+++ Records supplied +++

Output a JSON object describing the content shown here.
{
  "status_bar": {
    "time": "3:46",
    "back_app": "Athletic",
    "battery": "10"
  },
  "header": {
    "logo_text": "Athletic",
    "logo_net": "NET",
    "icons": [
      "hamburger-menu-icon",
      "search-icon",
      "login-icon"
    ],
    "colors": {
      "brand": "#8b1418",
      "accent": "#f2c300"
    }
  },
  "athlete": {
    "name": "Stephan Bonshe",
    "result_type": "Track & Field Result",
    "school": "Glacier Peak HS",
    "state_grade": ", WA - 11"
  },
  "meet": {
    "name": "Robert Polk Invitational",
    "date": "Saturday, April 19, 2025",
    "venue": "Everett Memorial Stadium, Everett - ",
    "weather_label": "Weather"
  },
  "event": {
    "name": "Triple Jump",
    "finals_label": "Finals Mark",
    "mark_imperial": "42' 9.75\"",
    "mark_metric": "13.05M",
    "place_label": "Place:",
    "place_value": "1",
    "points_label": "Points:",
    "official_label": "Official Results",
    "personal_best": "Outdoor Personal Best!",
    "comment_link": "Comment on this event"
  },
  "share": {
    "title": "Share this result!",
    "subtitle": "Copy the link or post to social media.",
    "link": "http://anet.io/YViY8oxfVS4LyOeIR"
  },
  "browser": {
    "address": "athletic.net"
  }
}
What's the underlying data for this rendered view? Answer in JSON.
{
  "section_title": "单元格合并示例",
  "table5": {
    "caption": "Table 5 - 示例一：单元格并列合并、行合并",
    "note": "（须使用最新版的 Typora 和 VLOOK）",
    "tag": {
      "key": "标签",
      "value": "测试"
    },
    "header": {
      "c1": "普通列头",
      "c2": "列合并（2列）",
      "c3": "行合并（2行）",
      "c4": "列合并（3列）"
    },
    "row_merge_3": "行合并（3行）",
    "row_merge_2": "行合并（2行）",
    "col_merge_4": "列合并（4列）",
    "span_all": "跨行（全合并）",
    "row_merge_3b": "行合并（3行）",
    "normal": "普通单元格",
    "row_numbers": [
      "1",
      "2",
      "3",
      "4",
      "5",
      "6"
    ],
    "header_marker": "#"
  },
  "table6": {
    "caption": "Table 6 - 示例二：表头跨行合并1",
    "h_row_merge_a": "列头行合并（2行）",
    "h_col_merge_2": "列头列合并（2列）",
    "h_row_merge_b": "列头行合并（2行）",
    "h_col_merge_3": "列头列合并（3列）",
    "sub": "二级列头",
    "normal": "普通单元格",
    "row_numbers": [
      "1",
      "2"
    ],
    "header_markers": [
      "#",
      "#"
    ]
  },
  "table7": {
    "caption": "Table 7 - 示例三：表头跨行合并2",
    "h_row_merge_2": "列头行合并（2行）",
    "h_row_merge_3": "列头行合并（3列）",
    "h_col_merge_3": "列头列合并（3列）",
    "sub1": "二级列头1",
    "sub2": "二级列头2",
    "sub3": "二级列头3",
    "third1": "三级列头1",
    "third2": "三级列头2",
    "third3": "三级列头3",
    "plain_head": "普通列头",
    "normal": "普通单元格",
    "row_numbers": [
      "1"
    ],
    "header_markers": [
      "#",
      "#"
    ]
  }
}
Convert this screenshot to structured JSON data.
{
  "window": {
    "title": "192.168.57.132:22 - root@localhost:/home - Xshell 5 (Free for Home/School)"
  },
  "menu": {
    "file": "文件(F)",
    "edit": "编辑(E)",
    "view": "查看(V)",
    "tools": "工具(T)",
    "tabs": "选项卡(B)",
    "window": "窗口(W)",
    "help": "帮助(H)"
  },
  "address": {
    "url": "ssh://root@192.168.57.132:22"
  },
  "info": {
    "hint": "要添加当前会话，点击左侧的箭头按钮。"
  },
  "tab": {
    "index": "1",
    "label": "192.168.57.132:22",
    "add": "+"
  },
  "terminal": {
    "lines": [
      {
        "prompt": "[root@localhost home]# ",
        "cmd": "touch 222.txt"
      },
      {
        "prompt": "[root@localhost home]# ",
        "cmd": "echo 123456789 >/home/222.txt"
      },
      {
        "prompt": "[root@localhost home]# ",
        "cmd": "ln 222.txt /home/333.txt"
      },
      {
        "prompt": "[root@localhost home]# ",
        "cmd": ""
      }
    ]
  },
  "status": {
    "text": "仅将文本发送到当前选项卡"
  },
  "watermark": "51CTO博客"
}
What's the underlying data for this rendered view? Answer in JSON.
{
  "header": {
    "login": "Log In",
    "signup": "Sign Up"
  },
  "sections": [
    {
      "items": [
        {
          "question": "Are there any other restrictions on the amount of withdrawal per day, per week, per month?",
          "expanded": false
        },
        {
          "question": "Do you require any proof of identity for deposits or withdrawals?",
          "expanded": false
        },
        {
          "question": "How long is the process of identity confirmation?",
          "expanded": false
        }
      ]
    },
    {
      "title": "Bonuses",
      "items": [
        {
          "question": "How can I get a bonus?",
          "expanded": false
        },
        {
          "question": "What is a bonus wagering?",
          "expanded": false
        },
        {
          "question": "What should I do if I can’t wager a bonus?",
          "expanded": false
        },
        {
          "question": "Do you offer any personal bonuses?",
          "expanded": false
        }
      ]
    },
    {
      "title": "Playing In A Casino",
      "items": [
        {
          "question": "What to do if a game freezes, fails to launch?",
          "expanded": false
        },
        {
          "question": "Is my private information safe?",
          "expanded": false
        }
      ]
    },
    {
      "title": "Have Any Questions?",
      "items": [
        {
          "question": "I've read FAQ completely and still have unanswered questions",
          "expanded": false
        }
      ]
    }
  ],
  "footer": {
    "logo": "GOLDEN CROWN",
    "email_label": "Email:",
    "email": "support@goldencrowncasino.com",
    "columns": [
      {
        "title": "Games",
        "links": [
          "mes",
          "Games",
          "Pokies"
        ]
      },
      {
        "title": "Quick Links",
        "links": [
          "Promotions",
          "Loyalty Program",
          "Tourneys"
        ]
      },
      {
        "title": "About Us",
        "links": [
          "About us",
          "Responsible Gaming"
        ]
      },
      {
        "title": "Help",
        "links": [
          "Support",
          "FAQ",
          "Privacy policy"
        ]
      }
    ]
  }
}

+++

> **Your objective**
Copy out the data shown above without altering anything.

> **Solution for this exercise**
Output a JSON object describing the content shown here.
{
  "status_bar": {
    "time": "3:46",
    "back_app": "Athletic",
    "battery": "10"
  },
  "header": {
    "logo_text": "Athletic",
    "logo_net": "NET",
    "icons": [
      "hamburger-menu-icon",
      "search-icon",
      "login-icon"
    ],
    "colors": {
      "brand": "#8b1418",
      "accent": "#f2c300"
    }
  },
  "athlete": {
    "name": "Stephan Bonshe",
    "result_type": "Track & Field Result",
    "school": "Glacier Peak HS",
    "state_grade": ", WA - 11"
  },
  "meet": {
    "name": "Robert Polk Invitational",
    "date": "Saturday, April 19, 2025",
    "venue": "Everett Memorial Stadium, Everett - ",
    "weather_label": "Weather"
  },
  "event": {
    "name": "Triple Jump",
    "finals_label": "Finals Mark",
    "mark_imperial": "42' 9.75\"",
    "mark_metric": "13.05M",
    "place_label": "Place:",
    "place_value": "1",
    "points_label": "Points:",
    "official_label": "Official Results",
    "personal_best": "Outdoor Personal Best!",
    "comment_link": "Comment on this event"
  },
  "share": {
    "title": "Share this result!",
    "subtitle": "Copy the link or post to social media.",
    "link": "http://anet.io/YViY8oxfVS4LyOeIR"
  },
  "browser": {
    "address": "athletic.net"
  }
}
What's the underlying data for this rendered view? Answer in JSON.
{
  "section_title": "单元格合并示例",
  "table5": {
    "caption": "Table 5 - 示例一：单元格并列合并、行合并",
    "note": "（须使用最新版的 Typora 和 VLOOK）",
    "tag": {
      "key": "标签",
      "value": "测试"
    },
    "header": {
      "c1": "普通列头",
      "c2": "列合并（2列）",
      "c3": "行合并（2行）",
      "c4": "列合并（3列）"
    },
    "row_merge_3": "行合并（3行）",
    "row_merge_2": "行合并（2行）",
    "col_merge_4": "列合并（4列）",
    "span_all": "跨行（全合并）",
    "row_merge_3b": "行合并（3行）",
    "normal": "普通单元格",
    "row_numbers": [
      "1",
      "2",
      "3",
      "4",
      "5",
      "6"
    ],
    "header_marker": "#"
  },
  "table6": {
    "caption": "Table 6 - 示例二：表头跨行合并1",
    "h_row_merge_a": "列头行合并（2行）",
    "h_col_merge_2": "列头列合并（2列）",
    "h_row_merge_b": "列头行合并（2行）",
    "h_col_merge_3": "列头列合并（3列）",
    "sub": "二级列头",
    "normal": "普通单元格",
    "row_numbers": [
      "1",
      "2"
    ],
    "header_markers": [
      "#",
      "#"
    ]
  },
  "table7": {
    "caption": "Table 7 - 示例三：表头跨行合并2",
    "h_row_merge_2": "列头行合并（2行）",
    "h_row_merge_3": "列头行合并（3列）",
    "h_col_merge_3": "列头列合并（3列）",
    "sub1": "二级列头1",
    "sub2": "二级列头2",
    "sub3": "二级列头3",
    "third1": "三级列头1",
    "third2": "三级列头2",
    "third3": "三级列头3",
    "plain_head": "普通列头",
    "normal": "普通单元格",
    "row_numbers": [
      "1"
    ],
    "header_markers": [
      "#",
      "#"
    ]
  }
}
Convert this screenshot to structured JSON data.
{
  "window": {
    "title": "192.168.57.132:22 - root@localhost:/home - Xshell 5 (Free for Home/School)"
  },
  "menu": {
    "file": "文件(F)",
    "edit": "编辑(E)",
    "view": "查看(V)",
    "tools": "工具(T)",
    "tabs": "选项卡(B)",
    "window": "窗口(W)",
    "help": "帮助(H)"
  },
  "address": {
    "url": "ssh://root@192.168.57.132:22"
  },
  "info": {
    "hint": "要添加当前会话，点击左侧的箭头按钮。"
  },
  "tab": {
    "index": "1",
    "label": "192.168.57.132:22",
    "add": "+"
  },
  "terminal": {
    "lines": [
      {
        "prompt": "[root@localhost home]# ",
        "cmd": "touch 222.txt"
      },
      {
        "prompt": "[root@localhost home]# ",
        "cmd": "echo 123456789 >/home/222.txt"
      },
      {
        "prompt": "[root@localhost home]# ",
        "cmd": "ln 222.txt /home/333.txt"
      },
      {
        "prompt": "[root@localhost home]# ",
        "cmd": ""
      }
    ]
  },
  "status": {
    "text": "仅将文本发送到当前选项卡"
  },
  "watermark": "51CTO博客"
}
What's the underlying data for this rendered view? Answer in JSON.
{
  "header": {
    "login": "Log In",
    "signup": "Sign Up"
  },
  "sections": [
    {
      "items": [
        {
          "question": "Are there any other restrictions on the amount of withdrawal per day, per week, per month?",
          "expanded": false
        },
        {
          "question": "Do you require any proof of identity for deposits or withdrawals?",
          "expanded": false
        },
        {
          "question": "How long is the process of identity confirmation?",
          "expanded": false
        }
      ]
    },
    {
      "title": "Bonuses",
      "items": [
        {
          "question": "How can I get a bonus?",
          "expanded": false
        },
        {
          "question": "What is a bonus wagering?",
          "expanded": false
        },
        {
          "question": "What should I do if I can’t wager a bonus?",
          "expanded": false
        },
        {
          "question": "Do you offer any personal bonuses?",
          "expanded": false
        }
      ]
    },
    {
      "title": "Playing In A Casino",
      "items": [
        {
          "question": "What to do if a game freezes, fails to launch?",
          "expanded": false
        },
        {
          "question": "Is my private information safe?",
          "expanded": false
        }
      ]
    },
    {
      "title": "Have Any Questions?",
      "items": [
        {
          "question": "I've read FAQ completely and still have unanswered questions",
          "expanded": false
        }
      ]
    }
  ],
  "footer": {
    "logo": "GOLDEN CROWN",
    "email_label": "Email:",
    "email": "support@goldencrowncasino.com",
    "columns": [
      {
        "title": "Games",
        "links": [
          "mes",
          "Games",
          "Pokies"
        ]
      },
      {
        "title": "Quick Links",
        "links": [
          "Promotions",
          "Loyalty Program",
          "Tourneys"
        ]
      },
      {
        "title": "About Us",
        "links": [
          "About us",
          "Responsible Gaming"
        ]
      },
      {
        "title": "Help",
        "links": [
          "Support",
          "FAQ",
          "Privacy policy"
        ]
      }
    ]
  }
}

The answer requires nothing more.